* [Exercise task] Look through the records below, and copy out every line that holds the string "image".

[Entries with figure data]
* * * * *
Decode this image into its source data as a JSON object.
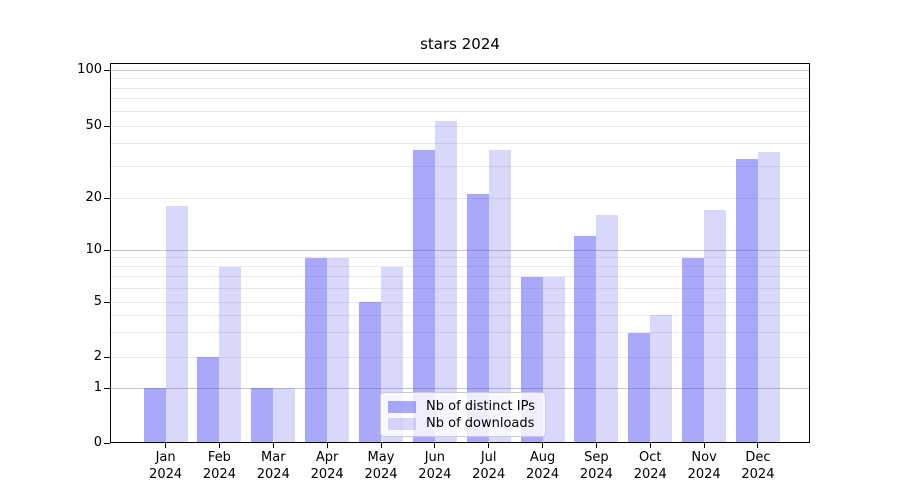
{
  "chart_data": {
    "type": "bar",
    "title": "stars 2024",
    "categories": [
      "Jan",
      "Feb",
      "Mar",
      "Apr",
      "May",
      "Jun",
      "Jul",
      "Aug",
      "Sep",
      "Oct",
      "Nov",
      "Dec"
    ],
    "category_year": "2024",
    "series": [
      {
        "name": "Nb of distinct IPs",
        "key": "distinct-ips",
        "color": "rgba(90,90,248,0.52)",
        "values": [
          1,
          2,
          1,
          9,
          5,
          37,
          21,
          7,
          12,
          3,
          9,
          33
        ]
      },
      {
        "name": "Nb of downloads",
        "key": "downloads",
        "color": "rgba(90,90,248,0.24)",
        "values": [
          18,
          8,
          1,
          9,
          8,
          53,
          37,
          7,
          16,
          4,
          17,
          36
        ]
      }
    ],
    "yaxis": {
      "ticks": [
        100,
        50,
        20,
        10,
        5,
        2,
        1,
        0
      ],
      "major_gridline_values": [
        100,
        10,
        1
      ],
      "minor_gridline_values": [
        90,
        80,
        70,
        60,
        50,
        40,
        30,
        20,
        9,
        8,
        7,
        6,
        5,
        4,
        3,
        2
      ],
      "scale": "log-like",
      "range": [
        0,
        100
      ]
    },
    "xlabel": "",
    "ylabel": "",
    "grid": {
      "major_color": "#c6c6c6",
      "minor_color": "#e9e9e9",
      "on": true
    },
    "legend": {
      "position": "lower-center"
    }
  }
}
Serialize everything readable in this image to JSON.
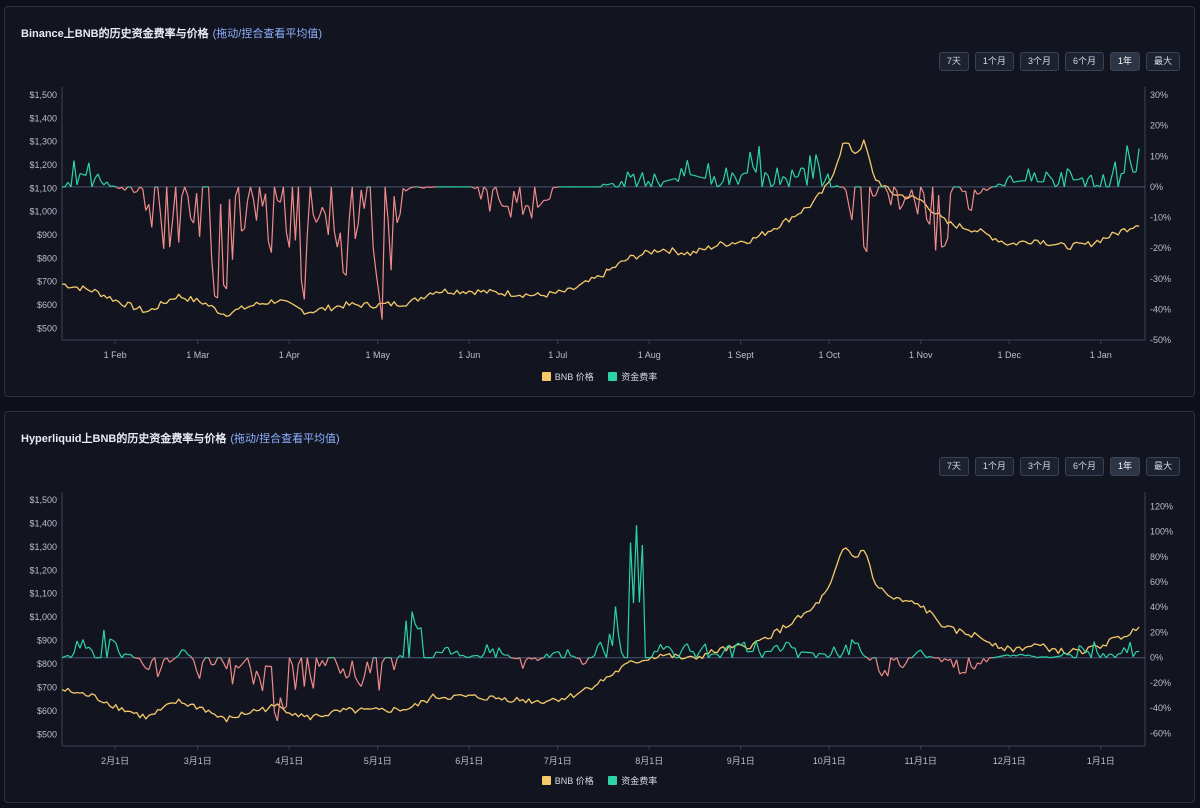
{
  "colors": {
    "price": "#f5c96a",
    "funding_pos": "#2dd4a7",
    "funding_neg": "#f08b8b",
    "zero_line": "#4a5370",
    "axis_text": "#b9bfcc"
  },
  "panels": [
    {
      "title": "Binance上BNB的历史资金费率与价格",
      "hint": "(拖动/捏合查看平均值)",
      "range_buttons": [
        "7天",
        "1个月",
        "3个月",
        "6个月",
        "1年",
        "最大"
      ],
      "active_range": "1年",
      "legend": [
        "BNB 价格",
        "资金费率"
      ]
    },
    {
      "title": "Hyperliquid上BNB的历史资金费率与价格",
      "hint": "(拖动/捏合查看平均值)",
      "range_buttons": [
        "7天",
        "1个月",
        "3个月",
        "6个月",
        "1年",
        "最大"
      ],
      "active_range": "1年",
      "legend": [
        "BNB 价格",
        "资金费率"
      ]
    }
  ],
  "chart_data": [
    {
      "type": "line",
      "title": "Binance上BNB的历史资金费率与价格",
      "x_ticks": [
        "1 Feb",
        "1 Mar",
        "1 Apr",
        "1 May",
        "1 Jun",
        "1 Jul",
        "1 Aug",
        "1 Sept",
        "1 Oct",
        "1 Nov",
        "1 Dec",
        "1 Jan"
      ],
      "left_axis": {
        "ticks": [
          "$1,500",
          "$1,400",
          "$1,300",
          "$1,200",
          "$1,100",
          "$1,000",
          "$900",
          "$800",
          "$700",
          "$600",
          "$500"
        ],
        "ylim": [
          450,
          1500
        ]
      },
      "right_axis": {
        "ticks": [
          "30%",
          "20%",
          "10%",
          "0%",
          "-10%",
          "-20%",
          "-30%",
          "-40%",
          "-50%"
        ],
        "ylim": [
          -50,
          30
        ]
      },
      "series": [
        {
          "name": "BNB 价格",
          "axis": "left",
          "x": [
            "2025-01-14",
            "2025-01-25",
            "2025-02-03",
            "2025-02-12",
            "2025-02-22",
            "2025-03-03",
            "2025-03-10",
            "2025-03-20",
            "2025-03-28",
            "2025-04-07",
            "2025-04-20",
            "2025-05-01",
            "2025-05-12",
            "2025-05-20",
            "2025-06-01",
            "2025-06-15",
            "2025-06-25",
            "2025-07-05",
            "2025-07-15",
            "2025-07-25",
            "2025-08-05",
            "2025-08-15",
            "2025-08-25",
            "2025-09-05",
            "2025-09-15",
            "2025-09-25",
            "2025-10-01",
            "2025-10-06",
            "2025-10-10",
            "2025-10-13",
            "2025-10-16",
            "2025-10-22",
            "2025-11-01",
            "2025-11-10",
            "2025-11-20",
            "2025-12-01",
            "2025-12-10",
            "2025-12-20",
            "2025-12-28",
            "2026-01-05",
            "2026-01-14"
          ],
          "y": [
            690,
            660,
            610,
            570,
            640,
            610,
            560,
            600,
            620,
            570,
            600,
            600,
            610,
            660,
            660,
            650,
            640,
            660,
            720,
            800,
            840,
            820,
            860,
            880,
            950,
            1030,
            1120,
            1300,
            1250,
            1300,
            1150,
            1080,
            1050,
            950,
            920,
            860,
            880,
            850,
            860,
            900,
            950
          ]
        },
        {
          "name": "资金费率",
          "axis": "right",
          "x": [
            "2025-01-14",
            "2025-01-20",
            "2025-02-01",
            "2025-02-10",
            "2025-02-20",
            "2025-03-01",
            "2025-03-08",
            "2025-03-15",
            "2025-03-22",
            "2025-03-29",
            "2025-04-05",
            "2025-04-12",
            "2025-04-19",
            "2025-04-26",
            "2025-05-03",
            "2025-05-10",
            "2025-05-20",
            "2025-06-01",
            "2025-06-05",
            "2025-06-12",
            "2025-06-20",
            "2025-07-01",
            "2025-07-15",
            "2025-07-25",
            "2025-08-05",
            "2025-08-15",
            "2025-08-25",
            "2025-09-05",
            "2025-09-15",
            "2025-09-25",
            "2025-10-05",
            "2025-10-12",
            "2025-10-20",
            "2025-10-28",
            "2025-11-05",
            "2025-11-15",
            "2025-11-25",
            "2025-12-05",
            "2025-12-15",
            "2025-12-25",
            "2026-01-05",
            "2026-01-14"
          ],
          "y": [
            0,
            9,
            0,
            -3,
            -20,
            -10,
            -30,
            -12,
            -6,
            -25,
            -40,
            -5,
            -28,
            -3,
            -30,
            -1,
            0,
            0,
            -6,
            -4,
            -10,
            0,
            0,
            5,
            3,
            8,
            3,
            10,
            5,
            8,
            -1,
            -20,
            -10,
            -3,
            -15,
            -8,
            0,
            4,
            3,
            5,
            8,
            10
          ]
        }
      ]
    },
    {
      "type": "line",
      "title": "Hyperliquid上BNB的历史资金费率与价格",
      "x_ticks": [
        "2月1日",
        "3月1日",
        "4月1日",
        "5月1日",
        "6月1日",
        "7月1日",
        "8月1日",
        "9月1日",
        "10月1日",
        "11月1日",
        "12月1日",
        "1月1日"
      ],
      "left_axis": {
        "ticks": [
          "$1,500",
          "$1,400",
          "$1,300",
          "$1,200",
          "$1,100",
          "$1,000",
          "$900",
          "$800",
          "$700",
          "$600",
          "$500"
        ],
        "ylim": [
          450,
          1500
        ]
      },
      "right_axis": {
        "ticks": [
          "120%",
          "100%",
          "80%",
          "60%",
          "40%",
          "20%",
          "0%",
          "-20%",
          "-40%",
          "-60%"
        ],
        "ylim": [
          -70,
          125
        ]
      },
      "series": [
        {
          "name": "BNB 价格",
          "axis": "left",
          "x": [
            "2025-01-14",
            "2025-01-25",
            "2025-02-03",
            "2025-02-12",
            "2025-02-22",
            "2025-03-03",
            "2025-03-10",
            "2025-03-20",
            "2025-03-28",
            "2025-04-07",
            "2025-04-20",
            "2025-05-01",
            "2025-05-12",
            "2025-05-20",
            "2025-06-01",
            "2025-06-15",
            "2025-06-25",
            "2025-07-05",
            "2025-07-15",
            "2025-07-25",
            "2025-08-05",
            "2025-08-15",
            "2025-08-25",
            "2025-09-05",
            "2025-09-15",
            "2025-09-25",
            "2025-10-01",
            "2025-10-06",
            "2025-10-10",
            "2025-10-13",
            "2025-10-16",
            "2025-10-22",
            "2025-11-01",
            "2025-11-10",
            "2025-11-20",
            "2025-12-01",
            "2025-12-10",
            "2025-12-20",
            "2025-12-28",
            "2026-01-05",
            "2026-01-14"
          ],
          "y": [
            690,
            660,
            610,
            570,
            640,
            610,
            560,
            600,
            620,
            570,
            600,
            600,
            610,
            660,
            660,
            650,
            640,
            660,
            720,
            800,
            840,
            820,
            860,
            880,
            950,
            1030,
            1120,
            1300,
            1250,
            1300,
            1150,
            1080,
            1050,
            950,
            920,
            860,
            880,
            850,
            860,
            900,
            950
          ]
        },
        {
          "name": "资金费率",
          "axis": "right",
          "x": [
            "2025-01-14",
            "2025-01-25",
            "2025-02-05",
            "2025-02-15",
            "2025-02-25",
            "2025-03-05",
            "2025-03-15",
            "2025-03-25",
            "2025-04-05",
            "2025-04-15",
            "2025-04-25",
            "2025-05-05",
            "2025-05-12",
            "2025-05-20",
            "2025-06-01",
            "2025-06-10",
            "2025-06-20",
            "2025-07-01",
            "2025-07-10",
            "2025-07-20",
            "2025-07-24",
            "2025-07-28",
            "2025-08-02",
            "2025-08-15",
            "2025-08-25",
            "2025-09-05",
            "2025-09-20",
            "2025-10-01",
            "2025-10-10",
            "2025-10-20",
            "2025-11-01",
            "2025-11-15",
            "2025-12-01",
            "2025-12-15",
            "2025-12-28",
            "2026-01-05",
            "2026-01-14"
          ],
          "y": [
            0,
            20,
            5,
            -15,
            10,
            -30,
            -10,
            -35,
            -25,
            -5,
            -15,
            -20,
            30,
            10,
            0,
            10,
            -10,
            10,
            -5,
            20,
            60,
            100,
            10,
            10,
            5,
            10,
            10,
            5,
            10,
            -15,
            5,
            -10,
            5,
            0,
            10,
            5,
            10
          ]
        }
      ]
    }
  ]
}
* * * * *
* [Written response]
Decode this image into its source data as a JSON object.
Serialize everything readable in this image to JSON.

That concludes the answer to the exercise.